Friday, November 16, 2018

From "fragments" to "pieces of the mosaic eternal"


I have changed the blog title. Life is no longer “fragmentary” to me; it comes in pieces, in colors—all integral pieces of what I call the “whole,” the “mosaic eternal,” for, in time and space, it will come to be evident, though it is evident now only to those who are able to see it in non-time and non-space, which I am calling “eternal.” I suppose I have my own version of my own vision, which I do not relate to any particular belief system, though I suppose I must credit many of them for perhaps providing passing experiences of such “vision,” which I have consequently used in the creation of my own.
          I believe that one must be able to “find peace” in one’s life, not by self-deception but by self-revelation, self-discovery. If you will read my previous blog, you will see that I made the following choice: “I would much rather have gods who are “task masters” (on my own spiritually developmental behalf) and who care (in my own mind, if such must be the case), rather than no gods at all, because I know I so often do not know, am so distracted (by the drama of my own mind and emotions) and may be too hurt or too angry to care (about myself) at all.”

● **Data lines**:
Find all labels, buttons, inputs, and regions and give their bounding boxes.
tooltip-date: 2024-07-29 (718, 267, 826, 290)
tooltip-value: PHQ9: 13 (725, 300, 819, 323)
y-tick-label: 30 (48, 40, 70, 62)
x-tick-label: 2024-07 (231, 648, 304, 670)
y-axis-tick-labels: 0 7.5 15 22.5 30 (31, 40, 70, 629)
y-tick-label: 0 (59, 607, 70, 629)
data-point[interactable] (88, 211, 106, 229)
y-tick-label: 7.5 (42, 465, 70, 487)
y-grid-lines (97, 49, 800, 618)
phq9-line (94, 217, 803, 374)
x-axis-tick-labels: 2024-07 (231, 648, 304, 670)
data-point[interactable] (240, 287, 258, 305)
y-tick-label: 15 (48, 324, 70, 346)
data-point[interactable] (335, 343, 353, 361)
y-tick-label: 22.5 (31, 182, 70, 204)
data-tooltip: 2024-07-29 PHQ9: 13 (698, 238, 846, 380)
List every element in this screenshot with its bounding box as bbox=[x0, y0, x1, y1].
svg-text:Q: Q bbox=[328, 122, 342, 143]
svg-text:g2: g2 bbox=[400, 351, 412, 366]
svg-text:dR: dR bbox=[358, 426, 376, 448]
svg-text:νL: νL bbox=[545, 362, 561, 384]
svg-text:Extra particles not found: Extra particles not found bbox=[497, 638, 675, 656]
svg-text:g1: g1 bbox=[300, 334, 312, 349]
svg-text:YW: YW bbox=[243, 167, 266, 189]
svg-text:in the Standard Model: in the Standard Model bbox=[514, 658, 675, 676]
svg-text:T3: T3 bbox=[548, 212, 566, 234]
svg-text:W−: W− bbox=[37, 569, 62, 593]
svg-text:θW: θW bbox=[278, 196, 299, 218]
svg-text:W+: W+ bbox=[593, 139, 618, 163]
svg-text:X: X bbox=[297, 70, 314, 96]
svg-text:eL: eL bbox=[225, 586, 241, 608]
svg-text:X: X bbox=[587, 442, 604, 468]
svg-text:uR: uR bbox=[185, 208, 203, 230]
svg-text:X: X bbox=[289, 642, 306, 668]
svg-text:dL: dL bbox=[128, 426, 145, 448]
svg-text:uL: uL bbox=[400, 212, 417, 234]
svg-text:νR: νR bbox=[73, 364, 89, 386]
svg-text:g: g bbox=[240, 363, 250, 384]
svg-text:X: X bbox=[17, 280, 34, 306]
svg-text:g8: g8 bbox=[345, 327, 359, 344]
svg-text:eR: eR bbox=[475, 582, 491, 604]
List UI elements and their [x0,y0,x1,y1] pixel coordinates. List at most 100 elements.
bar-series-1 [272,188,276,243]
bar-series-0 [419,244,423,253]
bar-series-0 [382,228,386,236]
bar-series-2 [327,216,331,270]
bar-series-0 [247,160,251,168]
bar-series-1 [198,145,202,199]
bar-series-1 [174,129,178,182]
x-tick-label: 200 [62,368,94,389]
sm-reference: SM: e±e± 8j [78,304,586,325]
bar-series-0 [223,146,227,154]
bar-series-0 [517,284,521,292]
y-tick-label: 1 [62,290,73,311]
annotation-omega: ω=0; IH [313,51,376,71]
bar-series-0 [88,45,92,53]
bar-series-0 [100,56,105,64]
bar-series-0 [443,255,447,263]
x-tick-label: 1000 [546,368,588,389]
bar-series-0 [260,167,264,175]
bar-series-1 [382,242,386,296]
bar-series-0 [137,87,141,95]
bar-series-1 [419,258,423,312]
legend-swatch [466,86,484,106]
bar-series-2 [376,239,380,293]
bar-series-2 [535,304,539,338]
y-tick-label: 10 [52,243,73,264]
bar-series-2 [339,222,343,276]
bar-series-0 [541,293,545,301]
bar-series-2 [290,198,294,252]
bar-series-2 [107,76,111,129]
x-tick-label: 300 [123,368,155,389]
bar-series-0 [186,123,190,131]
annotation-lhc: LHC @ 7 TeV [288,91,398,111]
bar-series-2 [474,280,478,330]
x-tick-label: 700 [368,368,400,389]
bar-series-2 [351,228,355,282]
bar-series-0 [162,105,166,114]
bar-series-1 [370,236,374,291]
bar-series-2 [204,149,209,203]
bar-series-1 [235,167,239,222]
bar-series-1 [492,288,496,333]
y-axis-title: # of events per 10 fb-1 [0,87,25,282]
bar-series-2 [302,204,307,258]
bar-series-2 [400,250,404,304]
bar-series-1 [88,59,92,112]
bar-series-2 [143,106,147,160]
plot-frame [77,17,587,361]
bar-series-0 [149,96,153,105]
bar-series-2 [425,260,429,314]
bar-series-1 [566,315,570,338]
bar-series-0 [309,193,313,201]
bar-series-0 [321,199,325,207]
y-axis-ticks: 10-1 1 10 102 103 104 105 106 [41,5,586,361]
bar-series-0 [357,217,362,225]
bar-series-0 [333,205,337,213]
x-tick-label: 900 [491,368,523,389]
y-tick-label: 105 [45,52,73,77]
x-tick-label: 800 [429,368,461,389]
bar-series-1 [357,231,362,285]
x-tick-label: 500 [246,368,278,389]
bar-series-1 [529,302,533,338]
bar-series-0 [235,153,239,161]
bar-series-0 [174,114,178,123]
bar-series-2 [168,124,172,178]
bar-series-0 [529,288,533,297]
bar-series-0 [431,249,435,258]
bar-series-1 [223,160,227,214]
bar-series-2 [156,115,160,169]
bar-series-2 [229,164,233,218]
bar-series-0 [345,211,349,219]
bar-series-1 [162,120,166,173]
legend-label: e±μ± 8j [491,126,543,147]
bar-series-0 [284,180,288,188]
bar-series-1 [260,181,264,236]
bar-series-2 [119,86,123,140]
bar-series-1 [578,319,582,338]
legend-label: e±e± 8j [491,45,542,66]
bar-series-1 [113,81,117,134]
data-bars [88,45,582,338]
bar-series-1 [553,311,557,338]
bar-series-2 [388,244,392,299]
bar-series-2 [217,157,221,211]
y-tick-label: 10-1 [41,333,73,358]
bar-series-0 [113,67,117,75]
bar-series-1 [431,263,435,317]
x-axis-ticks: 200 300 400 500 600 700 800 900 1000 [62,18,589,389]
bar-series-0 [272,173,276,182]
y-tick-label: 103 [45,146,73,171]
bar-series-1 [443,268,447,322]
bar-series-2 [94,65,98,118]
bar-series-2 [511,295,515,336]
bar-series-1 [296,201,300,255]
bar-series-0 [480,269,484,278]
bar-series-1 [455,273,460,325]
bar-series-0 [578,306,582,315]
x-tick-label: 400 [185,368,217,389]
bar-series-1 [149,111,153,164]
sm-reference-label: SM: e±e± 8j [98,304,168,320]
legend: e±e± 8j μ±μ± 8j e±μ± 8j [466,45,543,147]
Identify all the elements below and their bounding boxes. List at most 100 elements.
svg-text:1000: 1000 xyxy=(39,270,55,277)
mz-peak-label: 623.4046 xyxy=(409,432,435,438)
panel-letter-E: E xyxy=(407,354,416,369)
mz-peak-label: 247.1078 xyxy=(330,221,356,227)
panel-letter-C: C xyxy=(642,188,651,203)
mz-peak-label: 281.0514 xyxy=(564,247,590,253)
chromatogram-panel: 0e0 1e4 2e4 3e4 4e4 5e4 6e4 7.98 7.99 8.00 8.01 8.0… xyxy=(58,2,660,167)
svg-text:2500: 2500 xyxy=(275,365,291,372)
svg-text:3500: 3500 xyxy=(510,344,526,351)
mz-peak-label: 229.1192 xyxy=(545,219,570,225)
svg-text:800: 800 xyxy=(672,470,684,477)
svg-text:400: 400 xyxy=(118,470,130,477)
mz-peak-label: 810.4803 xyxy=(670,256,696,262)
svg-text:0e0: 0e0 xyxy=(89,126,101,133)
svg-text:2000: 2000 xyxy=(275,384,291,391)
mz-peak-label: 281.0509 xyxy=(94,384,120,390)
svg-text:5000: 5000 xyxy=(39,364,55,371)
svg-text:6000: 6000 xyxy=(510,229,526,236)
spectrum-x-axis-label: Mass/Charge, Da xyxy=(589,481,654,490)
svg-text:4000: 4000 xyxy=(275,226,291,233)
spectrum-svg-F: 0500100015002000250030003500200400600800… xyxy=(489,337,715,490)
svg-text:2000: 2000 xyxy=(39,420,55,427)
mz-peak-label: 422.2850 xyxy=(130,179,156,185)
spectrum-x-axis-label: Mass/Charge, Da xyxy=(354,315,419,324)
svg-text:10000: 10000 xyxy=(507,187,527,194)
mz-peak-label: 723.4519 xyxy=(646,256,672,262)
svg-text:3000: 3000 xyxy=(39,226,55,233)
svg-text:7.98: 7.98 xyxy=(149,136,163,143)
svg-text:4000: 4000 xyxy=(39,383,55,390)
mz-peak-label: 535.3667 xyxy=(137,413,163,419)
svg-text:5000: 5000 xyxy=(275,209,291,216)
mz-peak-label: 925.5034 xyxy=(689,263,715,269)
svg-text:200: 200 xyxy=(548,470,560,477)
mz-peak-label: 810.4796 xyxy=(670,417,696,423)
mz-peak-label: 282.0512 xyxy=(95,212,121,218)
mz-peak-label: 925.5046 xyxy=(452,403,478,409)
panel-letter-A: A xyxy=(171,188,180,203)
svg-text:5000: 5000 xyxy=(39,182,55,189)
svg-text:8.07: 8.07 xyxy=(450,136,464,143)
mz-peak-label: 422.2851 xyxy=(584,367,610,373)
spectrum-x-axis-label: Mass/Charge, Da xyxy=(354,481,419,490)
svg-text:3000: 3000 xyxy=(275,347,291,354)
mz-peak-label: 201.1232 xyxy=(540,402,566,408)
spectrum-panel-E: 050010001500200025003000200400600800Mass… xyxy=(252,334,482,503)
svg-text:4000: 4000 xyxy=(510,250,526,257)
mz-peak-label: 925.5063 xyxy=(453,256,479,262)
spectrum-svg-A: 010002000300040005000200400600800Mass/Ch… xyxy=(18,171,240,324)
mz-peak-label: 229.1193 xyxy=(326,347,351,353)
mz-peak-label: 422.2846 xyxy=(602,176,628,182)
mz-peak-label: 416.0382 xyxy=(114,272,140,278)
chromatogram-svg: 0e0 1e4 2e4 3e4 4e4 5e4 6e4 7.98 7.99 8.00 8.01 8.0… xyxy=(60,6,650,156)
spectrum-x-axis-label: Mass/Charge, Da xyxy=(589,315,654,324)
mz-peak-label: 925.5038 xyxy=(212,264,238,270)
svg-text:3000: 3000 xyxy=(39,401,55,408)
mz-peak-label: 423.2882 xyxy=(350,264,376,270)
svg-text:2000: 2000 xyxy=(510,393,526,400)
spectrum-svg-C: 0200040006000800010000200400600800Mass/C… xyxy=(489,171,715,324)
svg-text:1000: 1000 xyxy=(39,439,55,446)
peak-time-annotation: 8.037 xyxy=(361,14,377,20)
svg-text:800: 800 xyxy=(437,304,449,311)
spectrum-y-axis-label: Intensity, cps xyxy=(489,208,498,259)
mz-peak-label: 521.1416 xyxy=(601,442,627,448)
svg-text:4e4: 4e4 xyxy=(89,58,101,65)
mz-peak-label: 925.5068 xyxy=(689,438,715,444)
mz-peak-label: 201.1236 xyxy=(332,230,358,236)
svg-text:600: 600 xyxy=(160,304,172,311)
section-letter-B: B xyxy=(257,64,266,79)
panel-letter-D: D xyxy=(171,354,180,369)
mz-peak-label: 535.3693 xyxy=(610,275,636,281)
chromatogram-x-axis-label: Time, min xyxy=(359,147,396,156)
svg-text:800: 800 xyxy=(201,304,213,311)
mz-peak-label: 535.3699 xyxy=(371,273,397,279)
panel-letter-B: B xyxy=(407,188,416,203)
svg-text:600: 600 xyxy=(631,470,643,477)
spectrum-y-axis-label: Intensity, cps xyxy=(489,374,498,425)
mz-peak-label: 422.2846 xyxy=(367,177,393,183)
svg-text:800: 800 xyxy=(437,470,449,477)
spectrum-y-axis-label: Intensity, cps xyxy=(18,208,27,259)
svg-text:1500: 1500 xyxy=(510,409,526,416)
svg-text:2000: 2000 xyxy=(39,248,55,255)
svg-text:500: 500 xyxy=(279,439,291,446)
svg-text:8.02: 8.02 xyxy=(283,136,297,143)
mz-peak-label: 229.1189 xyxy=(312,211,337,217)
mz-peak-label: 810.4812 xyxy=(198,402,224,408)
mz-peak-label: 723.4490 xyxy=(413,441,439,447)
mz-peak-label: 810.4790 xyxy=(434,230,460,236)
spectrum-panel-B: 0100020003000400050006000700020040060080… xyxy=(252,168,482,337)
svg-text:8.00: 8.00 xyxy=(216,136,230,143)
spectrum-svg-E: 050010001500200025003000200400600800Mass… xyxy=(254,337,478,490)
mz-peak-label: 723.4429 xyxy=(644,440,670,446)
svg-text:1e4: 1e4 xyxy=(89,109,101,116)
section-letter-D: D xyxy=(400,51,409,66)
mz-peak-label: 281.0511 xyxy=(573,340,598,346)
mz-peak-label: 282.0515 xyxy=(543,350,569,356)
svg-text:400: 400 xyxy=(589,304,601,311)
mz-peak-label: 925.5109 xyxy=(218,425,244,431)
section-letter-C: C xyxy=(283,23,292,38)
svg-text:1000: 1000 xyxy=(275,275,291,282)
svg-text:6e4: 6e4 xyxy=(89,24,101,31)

● **Tasks and exercises**:
1: Revise the blog post about its new title, everything from "Friday, November 16, 2018" down to "creation of my own.", with "blog name" in place of "blog title".
2: Pick up the blog post about its new title after its last sentence and keep writing it.
The data here was drawn from a separate source.

● **Responses by task**:
1:
Friday, November 16, 2018

From "fragments" to "pieces of the mosaic eternal"


I have changed the blog name. Life is no longer “fragmentary” to me; it comes in pieces, in colors—all integral pieces of what I call the “whole,” the “mosaic eternal,” for, in time and space, it will come to be evident, though it is evident now only to those who are able to see it in non-time and non-space, which I am calling “eternal.” I suppose I have my own version of my own vision, which I do not relate to any particular belief system, though I suppose I must credit many of them for perhaps providing passing experiences of such “vision,” which I have consequently used in the creation of my own.

2:
          As a result, I am finding that I am in fact very much in a state of peace of mind, emotion, and body—which is rather amazing to me, for I never expected it whatsoever. 

THE FAITH I POSSESS

Life and its demands, its requirements, its rules, its regulations, even its well-worn patterns-become-beliefs-become-traditions demand their pounds of flesh, their money and angst and submission. It is a deadly game played, a stupefying and numbing game, a giving up of the soul in bits and pieces until one must not only play but be … dead. The body itself requires that it be fed, that it’s teeth be cleaned, that it be made to survive healthily as long as possible, that its bed be comfortable, though it is the mind the requires that the body be attired fashionably and that it maintain an attractiveness in society. It all requires the maintenance of a certain level of control of all external and internal forces as if there could actually be such a thing, as if we could respond instinctively and intuitively and most appropriately to all stimuli, like a sunflower’s trope towards the sun. And so we end up in contrivances of all sorts that will give us the impression and belief that we are in control and possessing the image of success, of this control, whatever it may be. If not material wealth and social power and fame, then at least savoir faire, a convincing pretence of such, or perhaps a little of each, though a small amount of pretense properly applied can cover a surprisingly large area and last a goodly amount of time.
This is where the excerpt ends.